● **LATIHAN**
**1.** Jawab pertanyaan berikut berdasarkan teks tentang taubat nasuha.
(a) Apa judul buku Syaikh Yusuf al-Qardhawi yang disebut dalam teks?
(b) Menurut hadis yang dikutip, penyesalan itu adalah apa?
(c) Ayat dari surah apa dan nomor berapa yang dikutip di bagian akhir?
**2.** Ketik ulang bagian teks tentang taubat nasuha dari "Menurut dia, yang" sampai "untuk mengerjakannya kembali." tanpa mengubah apa pun.

● **KUTIPAN TEKS**
+++
Taubat Nasuha: Perlu Tekad Kuat agar Taubatnya Tidak Batal
loading...
A
A
A
Salah satu unsur taubat nasuha adalah unsur hati dan keinginan. Syaikh Yusuf al-Qardhawi menjelaskan unsur ini yakni unsur jiwa, yang berhubungan dengan hati dan keinginan diri. Atau dengan kata lain: emosi dan inklinasi.
"Dari unsur ini ada yang berhubungan dengan masa lalu, dan ada yang berhubungan dengan masa depan," ujarnya dalam bukunya berjudul "at Taubat Ila Allah"
Menurutnya, yang berkaitan dengan masa lalu adalah apa yang kita kenal dengan penyesalan. Tentang ini terdapat hadis: "penyesalan adalah taubat".
Jika penyesalan itu berkaitan dengan masa lalu dan kesalahan yang telah ia perbuat; ada dimensi dalam taubat yang berkaitan dengan masa depan, dan tentang probabilitas ia melakukan pengulangan perbuatan dosa itu kembali, serta bagaimana mengganti kesalahan yang telah ia perbuat. Yaitu dengan bertekad untuk meninggalkan maksiat itu dan bertaubat darinya secara total, dan tidak akan kembali melakukannya selama-lamanya.
"Seperti susu yang tidak mungkin kembali ke puting hewan setelah diperah. Ini semua berpulang pada keinginan dan tekad orang itu. Dan tekad itu harus kuat betul, bukan keinginan yang dilandasi oleh keragu-raguan. Tidak seperti mereka yang pada pagi harinya bertaubat sementara pada sore harinya kembali mengulangi lagi dosanya!" tutur Syaikh Yusuf al-Qardhawi.
Menurut dia, yang terpenting dalam masalah tekadnya ini adalah agar tekad itu kuat dan betul-betul, saat bertaubat. Dengan tanpa disertai oleh keraguan atau kerinduan untuk kembali melakukan kemaksiatan, atau juga berpikir untuk mengerjakannya kembali.
Taubat itu tidak batal jika suatu saat tekadnya itu sedikit melemah kemudian ia terlena oleh dirinya, tertipu oleh setan sehingga ia terpeleset, dan kembali melakukan kemaksiatan.
Dalam kasus seperti ini, ia harus segera melakukan taubat, menyesal dan menyusun tekad lagi. Dan ia tidak perlu putus-asa takut taubatnya tidak diterima jika memang tekadnya tulus. Allah SWT berfirman:
"Maka sesungguhnya Dia Maha Pengampun bagi orang-orang yang bertaubat" [ QS. al Isra : 25].
+++
● **DATA HASIL EKSTRAKSI**
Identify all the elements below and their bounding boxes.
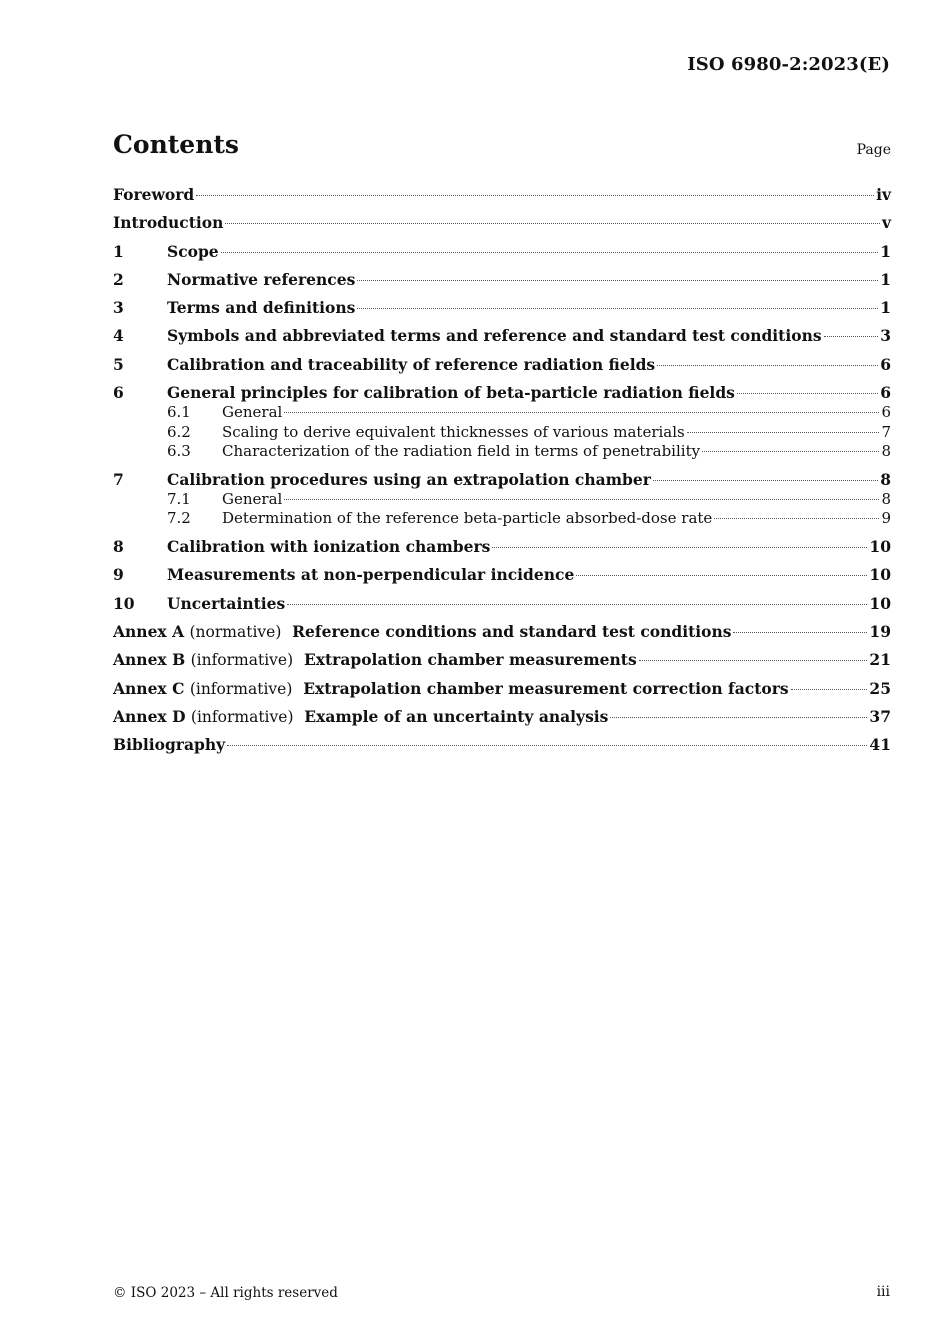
toc-entry-number: 9 [113, 565, 124, 585]
page-column-label: Page [856, 142, 891, 158]
toc-entry-general-principles[interactable] [113, 383, 891, 403]
toc-entry-page: 10 [869, 565, 891, 585]
toc-entry-foreword[interactable] [113, 185, 891, 205]
toc-entry-page: 37 [869, 706, 891, 726]
toc-dot-leader [357, 308, 878, 309]
toc-dot-leader [284, 412, 879, 413]
toc-dot-leader [657, 365, 878, 366]
footer-page-number: iii [876, 1284, 890, 1300]
toc-annex-heading [113, 622, 731, 642]
toc-subentry-6-2[interactable] [113, 423, 891, 443]
toc-entry-annex-d[interactable] [113, 707, 891, 727]
toc-subentry-title: Scaling to derive equivalent thicknesses of various materials [222, 422, 685, 441]
toc-entry-number: 8 [113, 537, 124, 557]
toc-dot-leader [225, 223, 880, 224]
toc-entry-normative-references[interactable] [113, 270, 891, 290]
toc-entry-title: Scope [167, 241, 219, 261]
toc-entry-title: Uncertainties [167, 593, 286, 613]
toc-entry-symbols[interactable] [113, 326, 891, 346]
toc-dot-leader [196, 195, 874, 196]
toc-entry-title: General principles for calibration of beta-particle radiation fields [167, 383, 735, 403]
annex-kind: (informative) [190, 707, 294, 726]
toc-entry-number: 3 [113, 298, 124, 318]
toc-entry-annex-c[interactable] [113, 679, 891, 699]
toc-entry-bibliography[interactable] [113, 735, 891, 755]
toc-entry-title: Introduction [113, 213, 224, 233]
toc-entry-non-perpendicular[interactable] [113, 565, 891, 585]
toc-subentry-title: Characterization of the radiation field in terms of penetrability [222, 442, 701, 461]
toc-dot-leader [610, 717, 867, 718]
toc-entry-number: 6 [113, 383, 124, 403]
toc-dot-leader [702, 451, 879, 452]
toc-entry-page: 1 [880, 241, 891, 261]
toc-entry-title: Terms and definitions [167, 298, 356, 318]
toc-subentry-6-1[interactable] [113, 403, 891, 423]
toc-entry-number: 4 [113, 326, 124, 346]
toc-dot-leader [576, 575, 867, 576]
toc-entry-title: Bibliography [113, 735, 226, 755]
annex-label: Annex C [113, 678, 185, 698]
annex-label: Annex A [113, 622, 185, 642]
annex-title: Reference conditions and standard test conditions [292, 622, 732, 642]
toc-entry-page: 21 [869, 650, 891, 670]
toc-entry-number: 1 [113, 241, 124, 261]
toc-dot-leader [653, 480, 878, 481]
toc-entry-ionization-chambers[interactable] [113, 537, 891, 557]
toc-annex-heading [113, 707, 608, 727]
toc-entry-page: 10 [869, 537, 891, 557]
toc-entry-uncertainties[interactable] [113, 594, 891, 614]
toc-entry-calibration-traceability[interactable] [113, 355, 891, 375]
toc-entry-page: iv [876, 185, 891, 204]
annex-title: Example of an uncertainty analysis [304, 706, 609, 726]
toc-subentry-page: 6 [881, 403, 891, 422]
toc-subentry-page: 8 [881, 489, 891, 508]
toc-entry-page: 6 [880, 383, 891, 403]
toc-subentry-7-2[interactable] [113, 509, 891, 529]
toc-entry-scope[interactable] [113, 242, 891, 262]
toc-subentry-number: 6.2 [167, 422, 191, 441]
toc-entry-page: 1 [880, 269, 891, 289]
toc-subentry-6-3[interactable] [113, 442, 891, 462]
toc-entry-page: 41 [869, 735, 891, 755]
toc-dot-leader [733, 632, 867, 633]
toc-entry-title: Calibration with ionization chambers [167, 537, 491, 557]
toc-subentry-page: 8 [881, 442, 891, 461]
toc-entry-page: v [881, 213, 891, 233]
toc-annex-heading [113, 650, 637, 670]
toc-subentry-page: 7 [881, 422, 891, 441]
toc-entry-terms-and-definitions[interactable] [113, 298, 891, 318]
toc-entry-title: Calibration procedures using an extrapolation chamber [167, 469, 651, 489]
toc-dot-leader [227, 745, 867, 746]
toc-entry-page: 10 [869, 593, 891, 613]
footer-copyright: © ISO 2023 – All rights reserved [113, 1285, 338, 1301]
page-title: Contents [113, 130, 240, 159]
toc-annex-heading [113, 679, 789, 699]
toc-subentry-title: General [222, 489, 283, 508]
annex-kind: (normative) [189, 623, 282, 642]
annex-kind: (informative) [190, 651, 294, 670]
toc-entry-annex-b[interactable] [113, 650, 891, 670]
toc-entry-title: Measurements at non-perpendicular incidence [167, 565, 575, 585]
toc-entry-introduction[interactable] [113, 213, 891, 233]
toc-dot-leader [287, 604, 867, 605]
toc-entry-number: 7 [113, 469, 124, 489]
toc-entry-number: 5 [113, 354, 124, 374]
toc-dot-leader [791, 689, 868, 690]
toc-subentry-title: General [222, 403, 283, 422]
toc-entry-number: 2 [113, 269, 124, 289]
toc-entry-title: Normative references [167, 269, 356, 289]
toc-subentry-page: 9 [881, 509, 891, 528]
toc-entry-page: 6 [880, 354, 891, 374]
toc-dot-leader [357, 280, 878, 281]
toc-subentry-title: Determination of the reference beta-particle absorbed-dose rate [222, 509, 713, 528]
annex-title: Extrapolation chamber measurement correction factors [303, 678, 789, 698]
toc-dot-leader [714, 518, 879, 519]
toc-dot-leader [492, 547, 867, 548]
annex-label: Annex D [113, 706, 186, 726]
toc-entry-annex-a[interactable] [113, 622, 891, 642]
toc-subentry-number: 7.1 [167, 489, 191, 508]
annex-label: Annex B [113, 650, 186, 670]
toc-dot-leader [221, 252, 879, 253]
toc-entry-title: Calibration and traceability of reference radiation fields [167, 354, 656, 374]
toc-entry-title: Foreword [113, 185, 195, 204]
toc-subentry-number: 7.2 [167, 509, 191, 528]
toc-dot-leader [737, 393, 878, 394]
annex-title: Extrapolation chamber measurements [303, 650, 637, 670]
toc-subentry-7-1[interactable] [113, 490, 891, 510]
toc-entry-page: 19 [869, 622, 891, 642]
toc-dot-leader [824, 336, 879, 337]
toc-subentry-number: 6.3 [167, 442, 191, 461]
contents-header [113, 130, 891, 166]
toc-entry-page: 3 [880, 326, 891, 346]
toc-entry-number: 10 [113, 593, 135, 613]
toc-entry-page: 25 [869, 678, 891, 698]
table-of-contents [113, 185, 891, 755]
toc-entry-calibration-procedures[interactable] [113, 470, 891, 490]
toc-subentry-number: 6.1 [167, 403, 191, 422]
toc-dot-leader [284, 499, 879, 500]
document-identifier: ISO 6980-2:2023(E) [687, 54, 890, 75]
toc-entry-title: Symbols and abbreviated terms and reference and standard test conditions [167, 326, 822, 346]
toc-entry-page: 8 [880, 469, 891, 489]
toc-entry-page: 1 [880, 298, 891, 318]
annex-kind: (informative) [189, 679, 293, 698]
toc-dot-leader [639, 660, 868, 661]
toc-dot-leader [687, 432, 880, 433]
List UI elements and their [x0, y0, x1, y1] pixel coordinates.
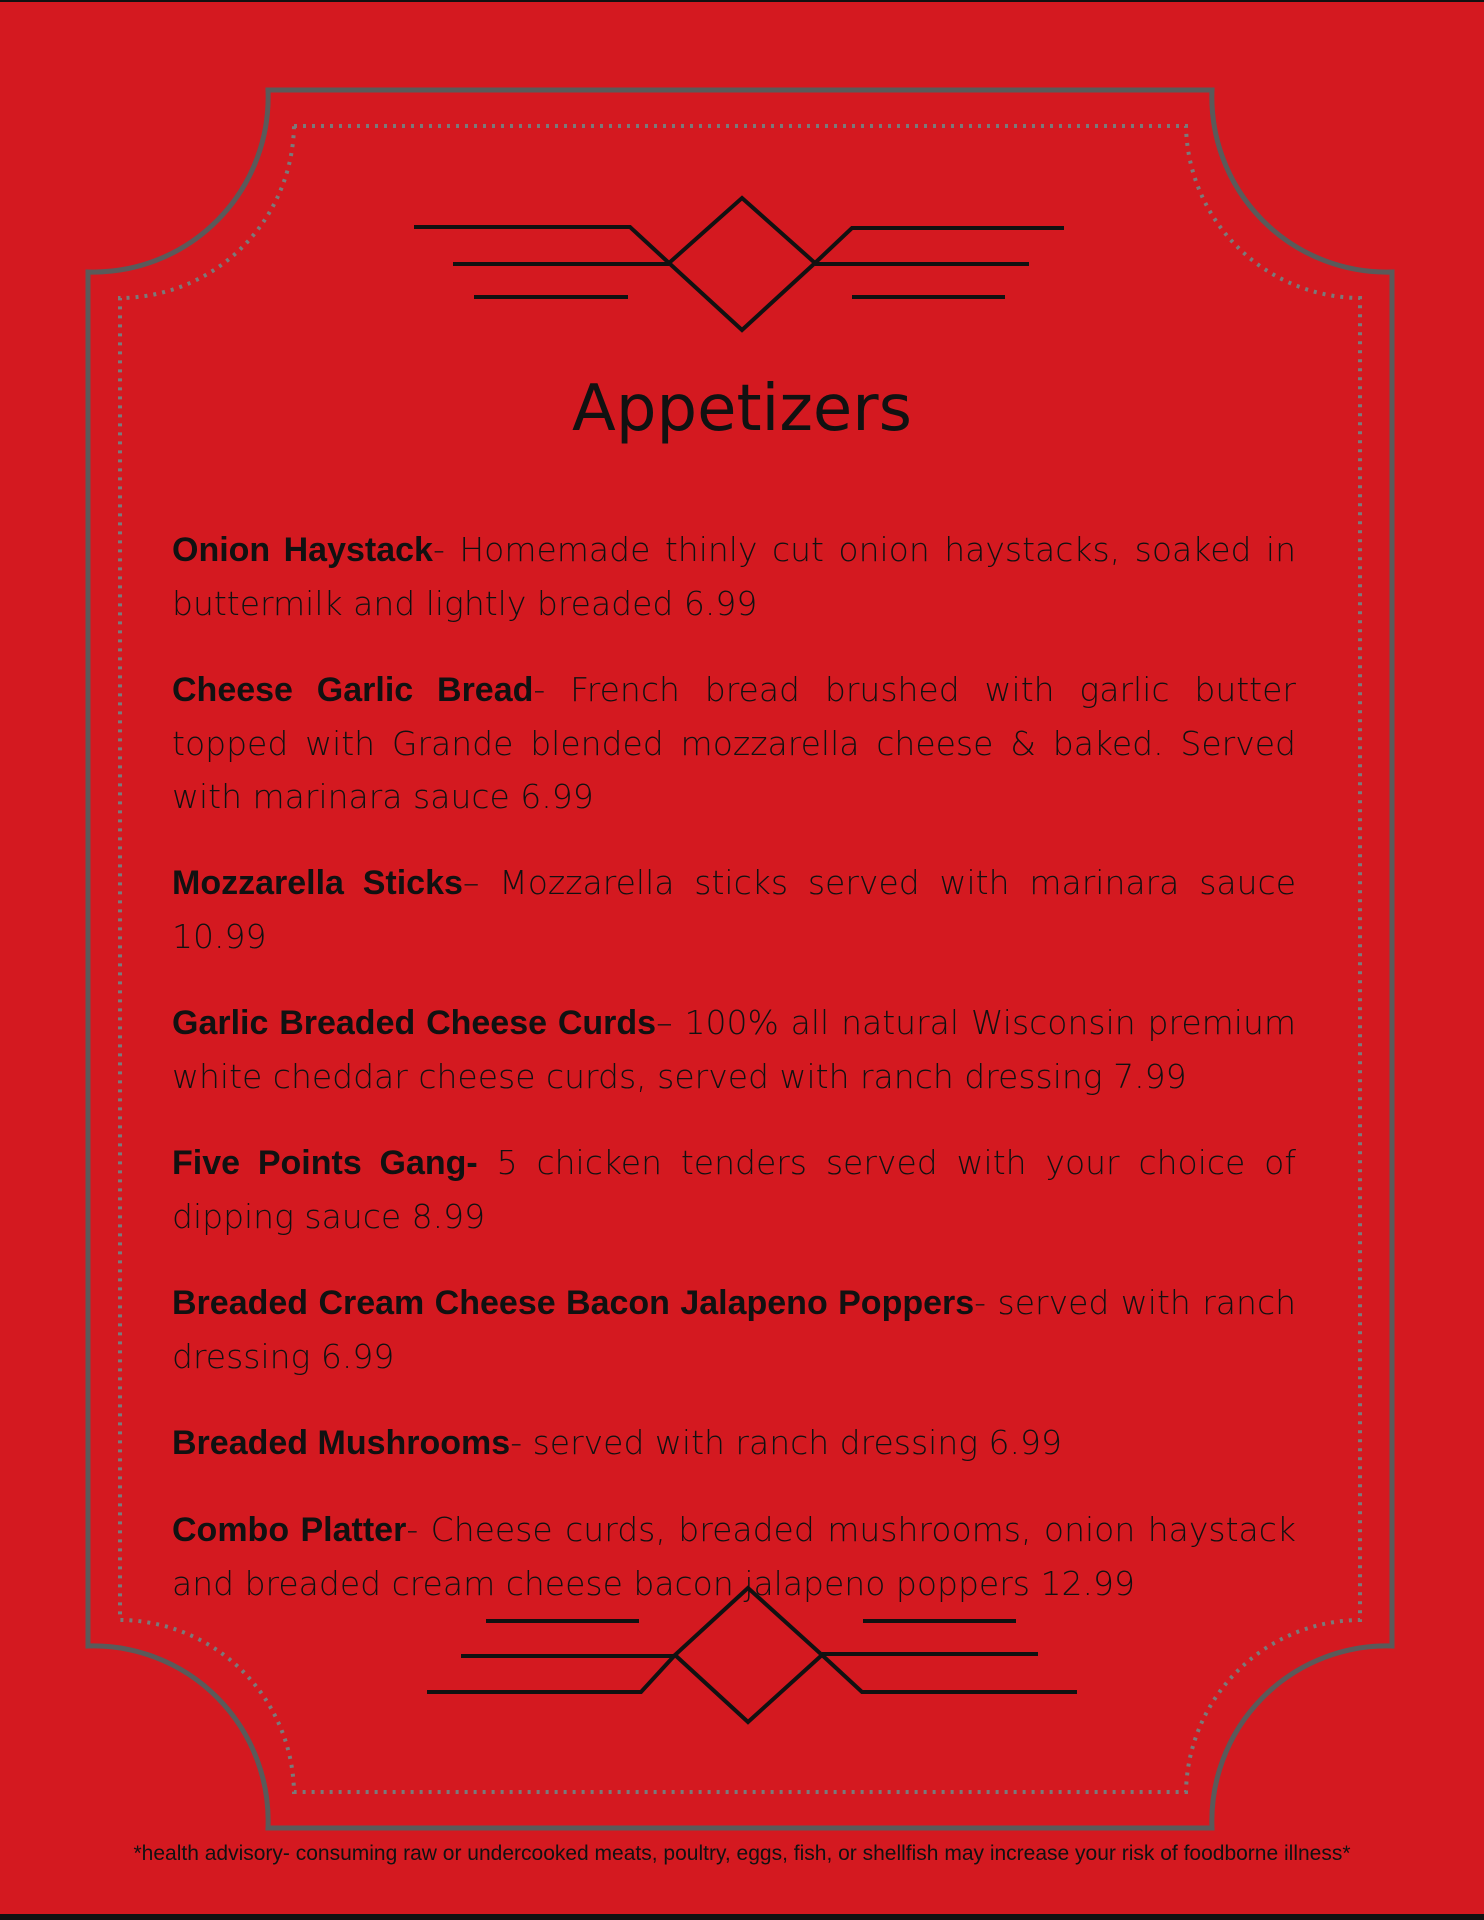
menu-item — [172, 523, 1296, 630]
menu-item — [172, 1276, 1296, 1383]
menu-item-name: Mozzarella Sticks — [172, 864, 463, 902]
menu-item-description: - served with ranch dressing 6.99 — [510, 1423, 1063, 1462]
menu-item-description: - Homemade thinly cut onion haystacks, soaked in buttermilk and lightly breaded 6.99 — [172, 530, 1296, 623]
menu-item-name: Five Points Gang- — [172, 1144, 478, 1182]
menu-item — [172, 1136, 1296, 1243]
menu-item-description: - French bread brushed with garlic butter topped with Grande blended mozzarella cheese & baked. Served with marinara sauce 6.99 — [172, 670, 1296, 816]
menu-item-description: – Mozzarella sticks served with marinara sauce 10.99 — [172, 863, 1296, 956]
menu-item — [172, 663, 1296, 823]
menu-item-name: Combo Platter — [172, 1511, 407, 1549]
menu-item-description: 5 chicken tenders served with your choice of dipping sauce 8.99 — [172, 1143, 1296, 1236]
menu-item-description: - served with ranch dressing 6.99 — [172, 1283, 1296, 1376]
menu-item-name: Cheese Garlic Bread — [172, 671, 534, 709]
menu-item — [172, 856, 1296, 963]
menu-item — [172, 996, 1296, 1103]
top-ornament — [414, 198, 1064, 330]
menu-item-name: Breaded Cream Cheese Bacon Jalapeno Poppers — [172, 1284, 975, 1322]
menu-item-list — [172, 490, 1296, 1625]
menu-item-description: - Cheese curds, breaded mushrooms, onion haystack and breaded cream cheese bacon jalapeno poppers 12.99 — [172, 1510, 1296, 1603]
menu-item-name: Breaded Mushrooms — [172, 1424, 511, 1462]
menu-item — [172, 1416, 1296, 1470]
menu-item-description: – 100% all natural Wisconsin premium white cheddar cheese curds, served with ranch dressing 7.99 — [172, 1003, 1297, 1096]
menu-item-name: Garlic Breaded Cheese Curds — [172, 1004, 657, 1042]
menu-item — [172, 1503, 1296, 1610]
menu-item-name: Onion Haystack — [172, 531, 433, 569]
page-title: Appetizers — [572, 372, 912, 446]
bottom-edge-line — [0, 1914, 1484, 1920]
health-advisory: *health advisory- consuming raw or undercooked meats, poultry, eggs, fish, or shellfish may increase your risk of foodborne illness* — [133, 1842, 1351, 1865]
+++
● **HASIL AKHIR**
**1.**
(a) "at Taubat Ila Allah"
(b) Taubat
(c) QS. al Isra ayat 25

**2.**
Menurut dia, yang terpenting dalam masalah tekadnya ini adalah agar tekad itu kuat dan betul-betul, saat bertaubat. Dengan tanpa disertai oleh keraguan atau kerinduan untuk kembali melakukan kemaksiatan, atau juga berpikir untuk mengerjakannya kembali.